### Set task
All lines holding the string "lequel" are to be shown.
— START OF Data —
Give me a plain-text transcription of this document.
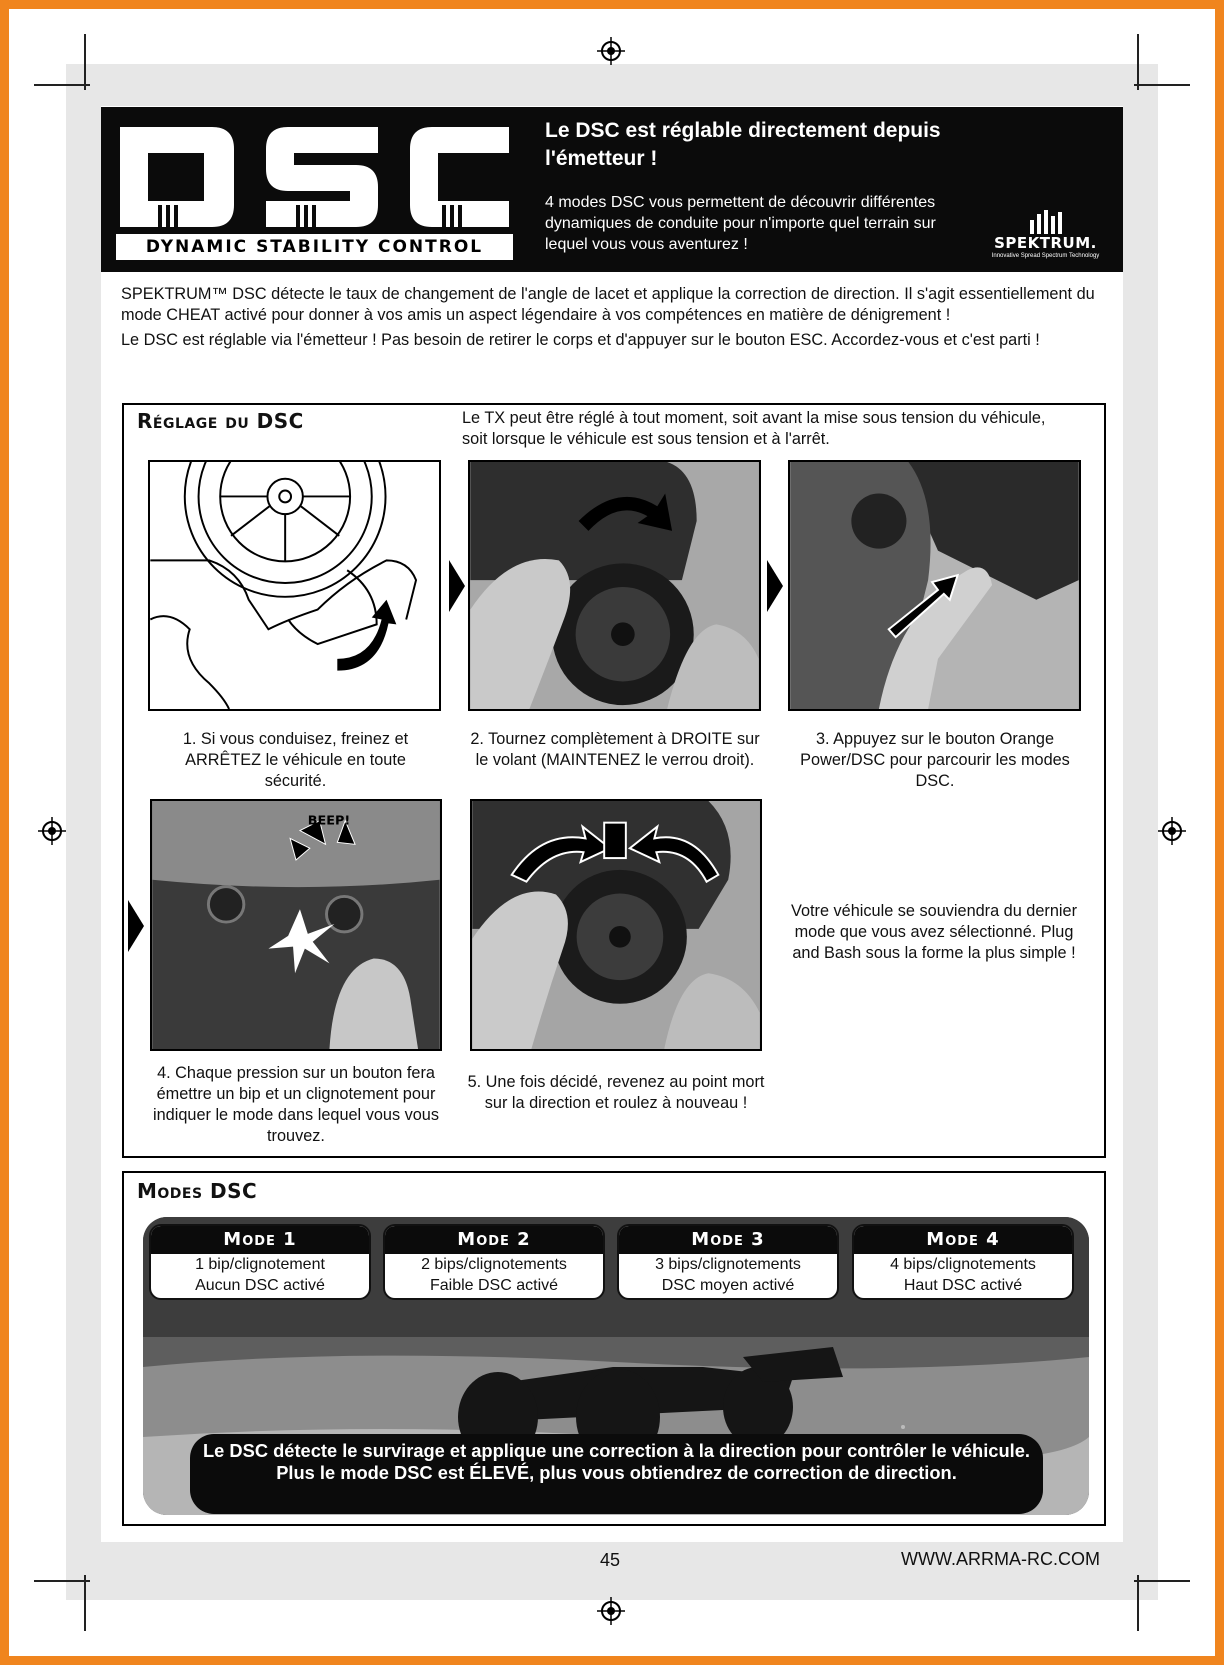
DYNAMIC STABILITY CONTROL
Le DSC est réglable directement depuis l'émetteur !
4 modes DSC vous permettent de découvrir différentes dynamiques de conduite pour n'importe quel terrain sur lequel vous vous aventurez !	SPEKTRUM.
Innovative Spread Spectrum Technology

SPEKTRUM™ DSC détecte le taux de changement de l'angle de lacet et applique la correction de direction. Il s'agit essentiellement du mode CHEAT activé pour donner à vos amis un aspect légendaire à vos compétences en matière de dénigrement !

Le DSC est réglable via l'émetteur ! Pas besoin de retirer le corps et d'appuyer sur le bouton ESC. Accordez-vous et c'est parti !

Réglage du DSC	Le TX peut être réglé à tout moment, soit avant la mise sous tension du véhicule, soit lorsque le véhicule est sous tension et à l'arrêt.
1. Si vous conduisez, freinez et ARRÊTEZ le véhicule en toute sécurité.
2. Tournez complètement à DROITE sur le volant (MAINTENEZ le verrou droit).
3. Appuyez sur le bouton Orange Power/DSC pour parcourir les modes DSC.
BEEP!
4. Chaque pression sur un bouton fera émettre un bip et un clignotement pour indiquer le mode dans lequel vous vous trouvez.
5. Une fois décidé, revenez au point mort sur la direction et roulez à nouveau !
Votre véhicule se souviendra du dernier mode que vous avez sélectionné. Plug and Bash sous la forme la plus simple !
Modes DSC
Mode 1
1 bip/clignotement
Aucun DSC activé
Mode 2
2 bips/clignotements
Faible DSC activé
Mode 3
3 bips/clignotements
DSC moyen activé
Mode 4
4 bips/clignotements
Haut DSC activé
Le DSC détecte le survirage et applique une correction à la direction pour contrôler le véhicule.
Plus le mode DSC est ÉLEVÉ, plus vous obtiendrez de correction de direction.
45	WWW.ARRMA-RC.COM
— END OF Data —
### Solution for this problem
4 modes DSC vous permettent de découvrir différentes dynamiques de conduite pour n'importe quel terrain sur lequel vous vous aventurez !	SPEKTRUM.
4. Chaque pression sur un bouton fera émettre un bip et un clignotement pour indiquer le mode dans lequel vous vous trouvez.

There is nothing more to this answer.